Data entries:
◆ ◆ ◆
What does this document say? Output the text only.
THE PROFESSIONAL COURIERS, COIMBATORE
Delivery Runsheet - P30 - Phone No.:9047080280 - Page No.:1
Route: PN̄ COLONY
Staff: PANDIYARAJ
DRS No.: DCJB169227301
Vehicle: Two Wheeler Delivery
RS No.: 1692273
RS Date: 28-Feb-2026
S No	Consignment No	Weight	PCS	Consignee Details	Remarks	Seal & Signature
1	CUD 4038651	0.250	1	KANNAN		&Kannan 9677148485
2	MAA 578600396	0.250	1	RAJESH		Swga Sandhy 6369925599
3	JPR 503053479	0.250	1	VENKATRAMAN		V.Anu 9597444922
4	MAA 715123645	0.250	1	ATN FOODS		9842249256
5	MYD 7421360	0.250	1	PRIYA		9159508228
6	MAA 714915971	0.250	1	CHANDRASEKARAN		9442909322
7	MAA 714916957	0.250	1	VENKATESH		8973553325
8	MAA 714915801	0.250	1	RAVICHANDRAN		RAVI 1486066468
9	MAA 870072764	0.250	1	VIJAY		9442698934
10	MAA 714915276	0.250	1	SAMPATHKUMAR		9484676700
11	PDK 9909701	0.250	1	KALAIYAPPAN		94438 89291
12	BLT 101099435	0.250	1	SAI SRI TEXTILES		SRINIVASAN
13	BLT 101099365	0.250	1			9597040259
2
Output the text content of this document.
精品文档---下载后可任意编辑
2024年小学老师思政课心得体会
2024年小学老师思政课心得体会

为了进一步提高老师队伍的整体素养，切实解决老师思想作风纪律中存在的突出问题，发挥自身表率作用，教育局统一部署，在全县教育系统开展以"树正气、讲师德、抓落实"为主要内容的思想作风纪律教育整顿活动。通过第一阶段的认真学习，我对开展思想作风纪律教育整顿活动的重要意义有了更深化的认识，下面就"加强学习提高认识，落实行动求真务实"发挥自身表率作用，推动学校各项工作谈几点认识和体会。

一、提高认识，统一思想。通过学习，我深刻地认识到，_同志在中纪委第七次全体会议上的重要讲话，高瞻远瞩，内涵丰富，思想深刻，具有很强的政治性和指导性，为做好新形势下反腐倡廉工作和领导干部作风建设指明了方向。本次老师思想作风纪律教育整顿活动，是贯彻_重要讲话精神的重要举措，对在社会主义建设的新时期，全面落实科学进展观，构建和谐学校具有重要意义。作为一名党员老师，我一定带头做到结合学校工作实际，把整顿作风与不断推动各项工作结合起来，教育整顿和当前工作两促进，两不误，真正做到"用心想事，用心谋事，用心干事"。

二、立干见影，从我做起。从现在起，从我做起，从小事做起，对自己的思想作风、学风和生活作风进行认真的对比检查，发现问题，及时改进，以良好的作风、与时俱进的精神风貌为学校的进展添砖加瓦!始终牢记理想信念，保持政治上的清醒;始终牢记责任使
◆ ◆ ◆
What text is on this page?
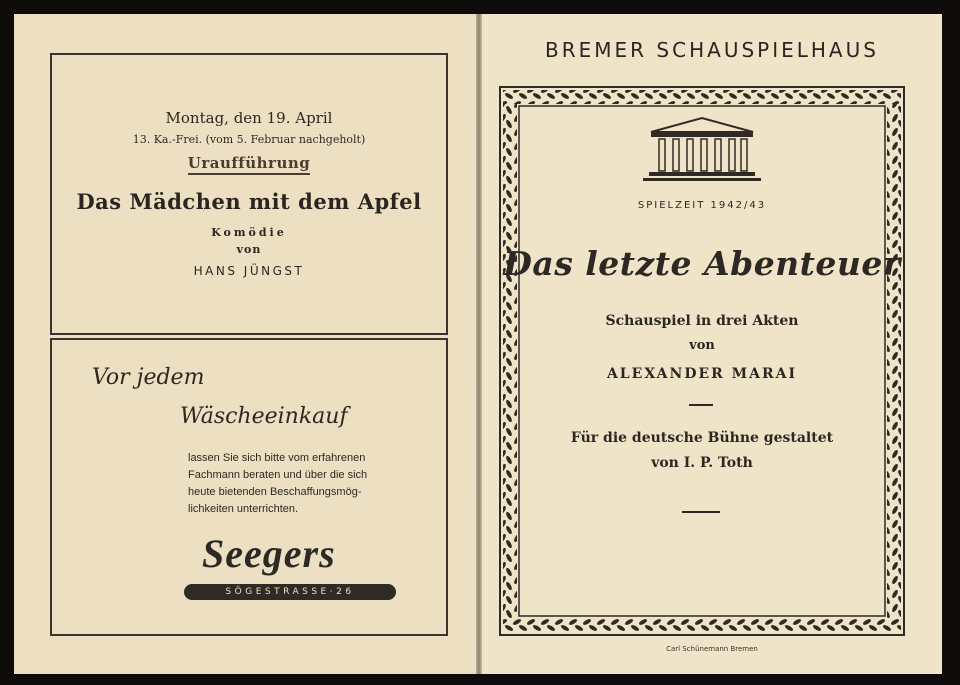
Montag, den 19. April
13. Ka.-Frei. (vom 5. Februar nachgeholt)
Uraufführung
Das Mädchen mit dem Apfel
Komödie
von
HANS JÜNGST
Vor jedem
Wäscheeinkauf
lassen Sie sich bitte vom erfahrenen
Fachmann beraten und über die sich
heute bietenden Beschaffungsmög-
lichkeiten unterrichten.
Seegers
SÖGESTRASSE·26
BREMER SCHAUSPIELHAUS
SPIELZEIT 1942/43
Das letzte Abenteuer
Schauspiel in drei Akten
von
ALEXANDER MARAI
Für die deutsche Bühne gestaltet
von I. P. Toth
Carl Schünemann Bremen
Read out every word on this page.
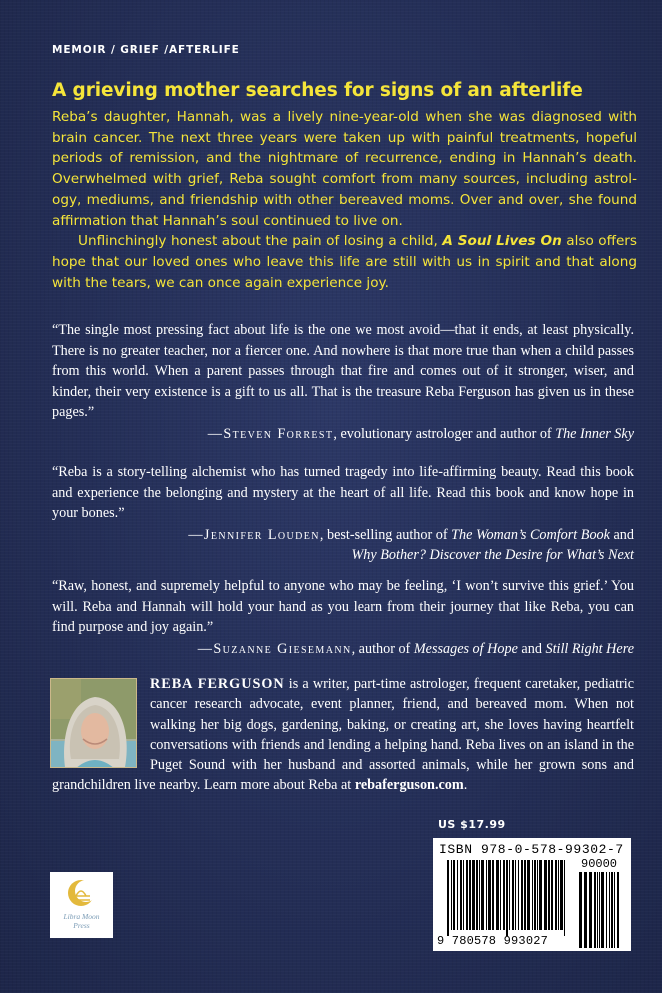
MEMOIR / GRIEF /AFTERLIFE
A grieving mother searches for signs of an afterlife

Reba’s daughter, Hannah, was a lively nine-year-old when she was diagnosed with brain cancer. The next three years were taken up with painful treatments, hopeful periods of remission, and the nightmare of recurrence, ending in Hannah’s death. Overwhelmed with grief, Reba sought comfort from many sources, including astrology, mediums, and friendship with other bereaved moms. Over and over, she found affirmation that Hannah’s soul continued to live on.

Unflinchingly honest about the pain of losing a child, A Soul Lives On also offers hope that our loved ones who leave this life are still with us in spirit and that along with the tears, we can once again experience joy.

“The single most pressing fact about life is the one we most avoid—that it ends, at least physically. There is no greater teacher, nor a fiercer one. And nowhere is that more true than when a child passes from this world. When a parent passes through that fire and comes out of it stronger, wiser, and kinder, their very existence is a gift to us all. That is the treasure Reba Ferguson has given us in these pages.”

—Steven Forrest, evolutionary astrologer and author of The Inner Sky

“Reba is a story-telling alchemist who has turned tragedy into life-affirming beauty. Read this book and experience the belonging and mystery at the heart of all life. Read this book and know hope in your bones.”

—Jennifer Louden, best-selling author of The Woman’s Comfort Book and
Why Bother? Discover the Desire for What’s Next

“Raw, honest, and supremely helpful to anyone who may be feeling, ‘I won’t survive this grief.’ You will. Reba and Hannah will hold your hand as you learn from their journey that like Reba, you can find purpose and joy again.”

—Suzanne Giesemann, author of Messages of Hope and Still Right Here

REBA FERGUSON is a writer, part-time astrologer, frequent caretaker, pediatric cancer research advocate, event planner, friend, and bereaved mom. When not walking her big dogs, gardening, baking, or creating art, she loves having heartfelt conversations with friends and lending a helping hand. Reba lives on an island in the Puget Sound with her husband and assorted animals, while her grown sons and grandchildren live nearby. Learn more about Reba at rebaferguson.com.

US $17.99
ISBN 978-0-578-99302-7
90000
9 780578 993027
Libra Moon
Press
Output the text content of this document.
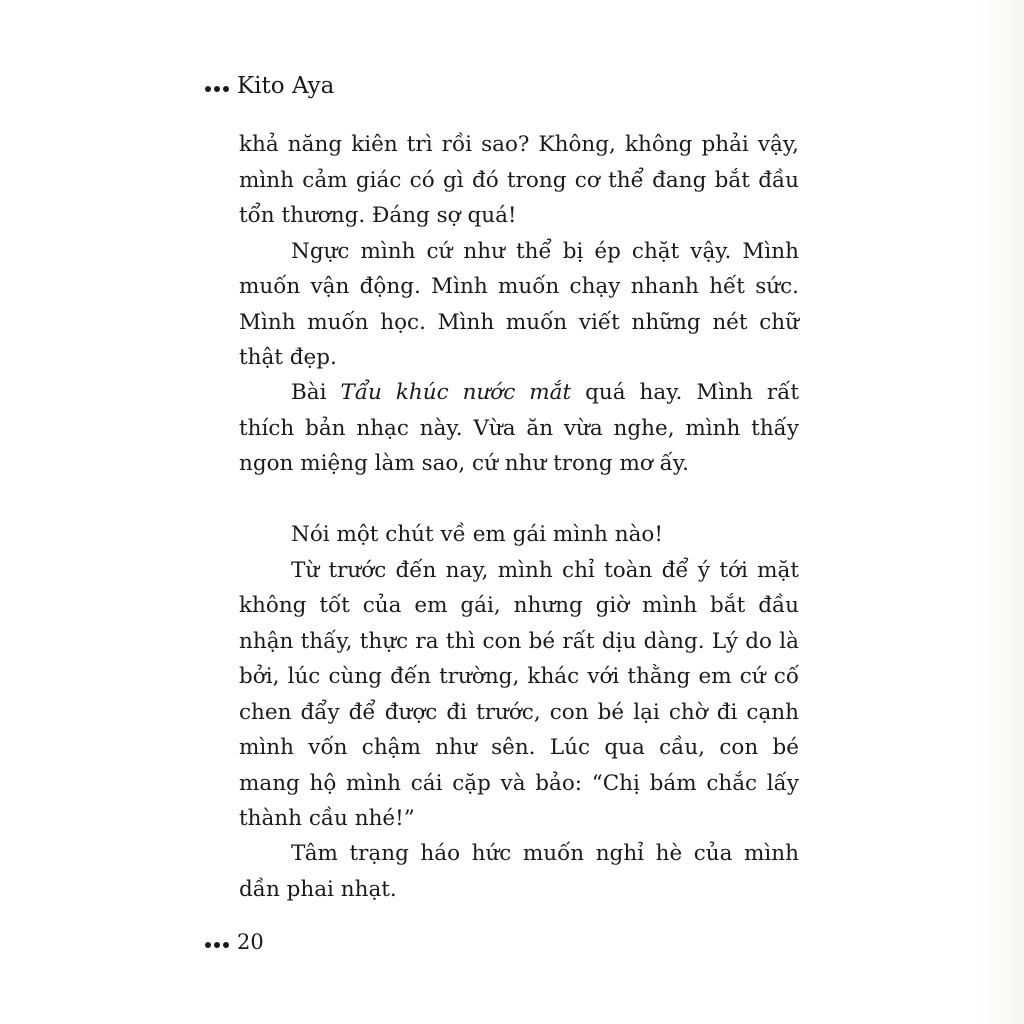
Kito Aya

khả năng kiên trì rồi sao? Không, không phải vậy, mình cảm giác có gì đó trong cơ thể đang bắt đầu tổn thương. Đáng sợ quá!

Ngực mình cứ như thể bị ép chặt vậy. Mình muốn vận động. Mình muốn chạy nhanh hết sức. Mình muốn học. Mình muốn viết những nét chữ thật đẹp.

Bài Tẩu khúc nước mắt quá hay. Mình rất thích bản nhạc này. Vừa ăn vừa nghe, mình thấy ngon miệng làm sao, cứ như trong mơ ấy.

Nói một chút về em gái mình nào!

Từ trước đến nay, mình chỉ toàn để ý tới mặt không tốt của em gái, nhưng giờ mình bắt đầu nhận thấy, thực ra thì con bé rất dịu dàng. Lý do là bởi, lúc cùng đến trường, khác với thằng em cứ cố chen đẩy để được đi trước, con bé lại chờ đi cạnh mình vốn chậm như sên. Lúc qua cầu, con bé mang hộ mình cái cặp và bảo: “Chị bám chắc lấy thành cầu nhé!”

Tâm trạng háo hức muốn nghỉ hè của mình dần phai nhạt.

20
◆ ◆ ◆
DESCRIPTION OF THE TASK: Search the material above for "sich". Pull out each line where it shows up.

WRITTEN SOLUTION:
lassen Sie sich bitte vom erfahrenen
Fachmann beraten und über die sich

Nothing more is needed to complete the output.